→ **DATA LINES**:
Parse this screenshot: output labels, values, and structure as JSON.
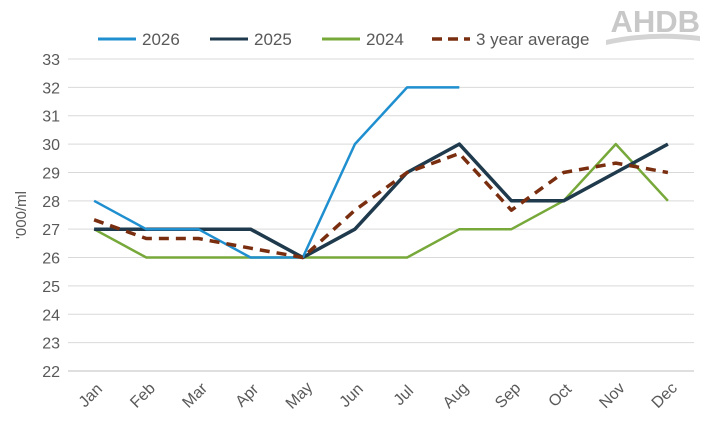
{
  "brand": {
    "logo_text": "AHDB",
    "logo_color": "#c8c8c8"
  },
  "chart_data": {
    "type": "line",
    "title": "",
    "xlabel": "",
    "ylabel": "'000/ml",
    "ylim": [
      22,
      33
    ],
    "yticks": [
      22,
      23,
      24,
      25,
      26,
      27,
      28,
      29,
      30,
      31,
      32,
      33
    ],
    "grid": true,
    "legend_position": "top",
    "categories": [
      "Jan",
      "Feb",
      "Mar",
      "Apr",
      "May",
      "Jun",
      "Jul",
      "Aug",
      "Sep",
      "Oct",
      "Nov",
      "Dec"
    ],
    "series": [
      {
        "name": "2026",
        "color": "#1f8fcf",
        "dash": "solid",
        "values": [
          28,
          27,
          27,
          26,
          26,
          30,
          32,
          32,
          null,
          null,
          null,
          null
        ]
      },
      {
        "name": "2025",
        "color": "#1e3a4c",
        "dash": "solid",
        "values": [
          27,
          27,
          27,
          27,
          26,
          27,
          29,
          30,
          28,
          28,
          29,
          30
        ]
      },
      {
        "name": "2024",
        "color": "#77a83a",
        "dash": "solid",
        "values": [
          27,
          26,
          26,
          26,
          26,
          26,
          26,
          27,
          27,
          28,
          30,
          28
        ]
      },
      {
        "name": "3 year average",
        "color": "#7a2e10",
        "dash": "dashed",
        "values": [
          27.33,
          26.67,
          26.67,
          26.33,
          26,
          27.67,
          29,
          29.67,
          27.67,
          29,
          29.33,
          29
        ]
      }
    ]
  }
}
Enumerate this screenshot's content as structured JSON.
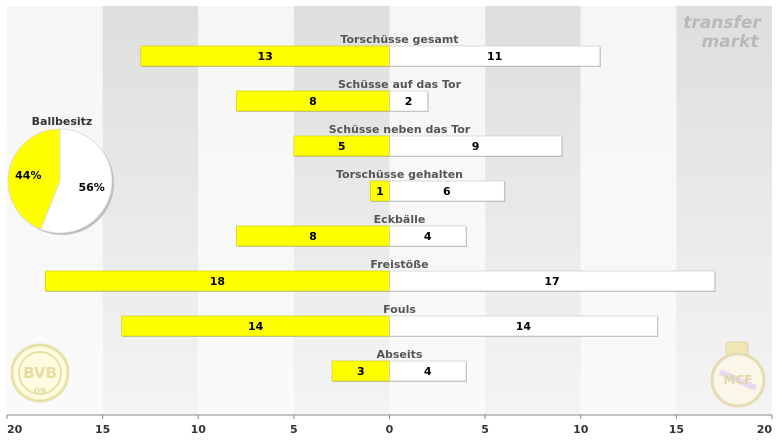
{
  "chart_data": {
    "type": "bar",
    "orientation": "diverging-horizontal",
    "categories": [
      "Torschüsse gesamt",
      "Schüsse auf das Tor",
      "Schüsse neben das Tor",
      "Torschüsse gehalten",
      "Eckbälle",
      "Freistöße",
      "Fouls",
      "Abseits"
    ],
    "series": [
      {
        "values": [
          13,
          8,
          5,
          1,
          8,
          18,
          14,
          3
        ],
        "color": "#ffff00"
      },
      {
        "values": [
          11,
          2,
          9,
          6,
          4,
          17,
          14,
          4
        ],
        "color": "#ffffff"
      }
    ],
    "x_ticks": [
      "20",
      "15",
      "10",
      "5",
      "0",
      "5",
      "10",
      "15",
      "20"
    ],
    "xlim": [
      -20,
      20
    ],
    "grid": "alternating vertical bands every 5",
    "band_colors": [
      "#f0f0f0",
      "#dcdcdc"
    ],
    "inset_pie": {
      "title": "Ballbesitz",
      "values": [
        44,
        56
      ],
      "labels": [
        "44%",
        "56%"
      ],
      "colors": [
        "#ffff00",
        "#ffffff"
      ]
    },
    "watermark": "transfer\nmarkt",
    "logos": {
      "left": "bvb-09-crest",
      "right": "real-madrid-crest"
    }
  }
}
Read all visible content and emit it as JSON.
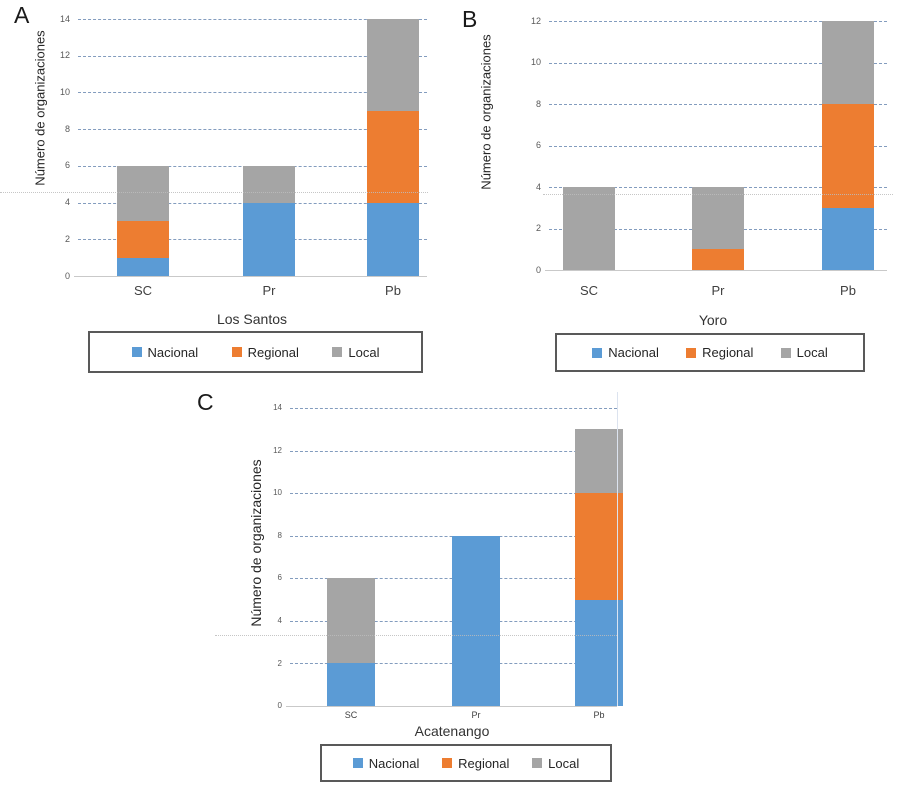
{
  "figure": {
    "background": "#ffffff"
  },
  "legend": {
    "items": [
      {
        "label": "Nacional",
        "color": "#5B9BD5"
      },
      {
        "label": "Regional",
        "color": "#ED7D31"
      },
      {
        "label": "Local",
        "color": "#A5A5A5"
      }
    ]
  },
  "colors": {
    "nacional": "#5B9BD5",
    "regional": "#ED7D31",
    "local": "#A5A5A5",
    "gridline": "#839cbe",
    "axis": "#c9c9c9"
  },
  "chart_data": [
    {
      "type": "bar",
      "stacked": true,
      "panel_label": "A",
      "title": "Los Santos",
      "ylabel": "Número de organizaciones",
      "categories": [
        "SC",
        "Pr",
        "Pb"
      ],
      "series": [
        {
          "name": "Nacional",
          "color": "#5B9BD5",
          "values": [
            1,
            4,
            4
          ]
        },
        {
          "name": "Regional",
          "color": "#ED7D31",
          "values": [
            2,
            0,
            5
          ]
        },
        {
          "name": "Local",
          "color": "#A5A5A5",
          "values": [
            3,
            2,
            5
          ]
        }
      ],
      "totals": [
        6,
        6,
        14
      ],
      "ylim": [
        0,
        14
      ],
      "ytick_step": 2,
      "grid": "horizontal-dashed",
      "legend_position": "bottom"
    },
    {
      "type": "bar",
      "stacked": true,
      "panel_label": "B",
      "title": "Yoro",
      "ylabel": "Número de organizaciones",
      "categories": [
        "SC",
        "Pr",
        "Pb"
      ],
      "series": [
        {
          "name": "Nacional",
          "color": "#5B9BD5",
          "values": [
            0,
            0,
            3
          ]
        },
        {
          "name": "Regional",
          "color": "#ED7D31",
          "values": [
            0,
            1,
            5
          ]
        },
        {
          "name": "Local",
          "color": "#A5A5A5",
          "values": [
            4,
            3,
            4
          ]
        }
      ],
      "totals": [
        4,
        4,
        12
      ],
      "ylim": [
        0,
        12
      ],
      "ytick_step": 2,
      "grid": "horizontal-dashed",
      "legend_position": "bottom"
    },
    {
      "type": "bar",
      "stacked": true,
      "panel_label": "C",
      "title": "Acatenango",
      "ylabel": "Número de organizaciones",
      "categories": [
        "SC",
        "Pr",
        "Pb"
      ],
      "series": [
        {
          "name": "Nacional",
          "color": "#5B9BD5",
          "values": [
            2,
            8,
            5
          ]
        },
        {
          "name": "Regional",
          "color": "#ED7D31",
          "values": [
            0,
            0,
            5
          ]
        },
        {
          "name": "Local",
          "color": "#A5A5A5",
          "values": [
            4,
            0,
            3
          ]
        }
      ],
      "totals": [
        6,
        8,
        13
      ],
      "ylim": [
        0,
        14
      ],
      "ytick_step": 2,
      "grid": "horizontal-dashed",
      "legend_position": "bottom"
    }
  ]
}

→ **EXERCISE**: Work out how many lines of the material above contain the word "ffffff", then give only that figure.

→ **PROBLEM SOLUTION**: 3